**Work to be completed**
All the records that follow need to be reproduced exactly. Omit the images.

* START Data in this exercise *

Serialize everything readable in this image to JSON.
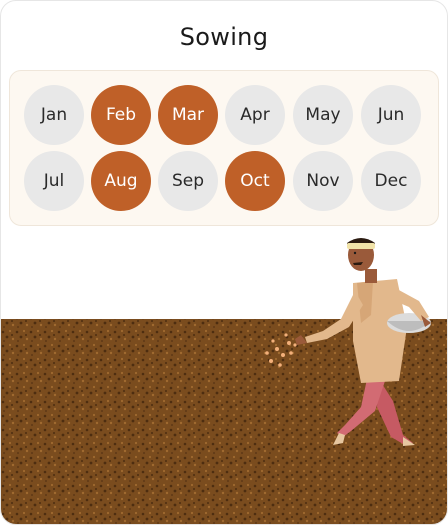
{
  "title": "Sowing",
  "months": [
    {
      "label": "Jan",
      "active": false
    },
    {
      "label": "Feb",
      "active": true
    },
    {
      "label": "Mar",
      "active": true
    },
    {
      "label": "Apr",
      "active": false
    },
    {
      "label": "May",
      "active": false
    },
    {
      "label": "Jun",
      "active": false
    },
    {
      "label": "Jul",
      "active": false
    },
    {
      "label": "Aug",
      "active": true
    },
    {
      "label": "Sep",
      "active": false
    },
    {
      "label": "Oct",
      "active": true
    },
    {
      "label": "Nov",
      "active": false
    },
    {
      "label": "Dec",
      "active": false
    }
  ],
  "colors": {
    "active": "#bf6028",
    "inactive": "#e8e8e8",
    "soil": "#7a4c1e",
    "panel_bg": "#fdf8f1"
  },
  "illustration": {
    "icon": "farmer-sowing-seeds-illustration"
  }
}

* END Data in this exercise *

**Answer to this task**
Serialize everything readable in this image to JSON.
{
  "title": "Sowing",
  "months": [
    {
      "label": "Jan",
      "active": false
    },
    {
      "label": "Feb",
      "active": true
    },
    {
      "label": "Mar",
      "active": true
    },
    {
      "label": "Apr",
      "active": false
    },
    {
      "label": "May",
      "active": false
    },
    {
      "label": "Jun",
      "active": false
    },
    {
      "label": "Jul",
      "active": false
    },
    {
      "label": "Aug",
      "active": true
    },
    {
      "label": "Sep",
      "active": false
    },
    {
      "label": "Oct",
      "active": true
    },
    {
      "label": "Nov",
      "active": false
    },
    {
      "label": "Dec",
      "active": false
    }
  ],
  "colors": {
    "active": "#bf6028",
    "inactive": "#e8e8e8",
    "soil": "#7a4c1e",
    "panel_bg": "#fdf8f1"
  },
  "illustration": {
    "icon": "farmer-sowing-seeds-illustration"
  }
}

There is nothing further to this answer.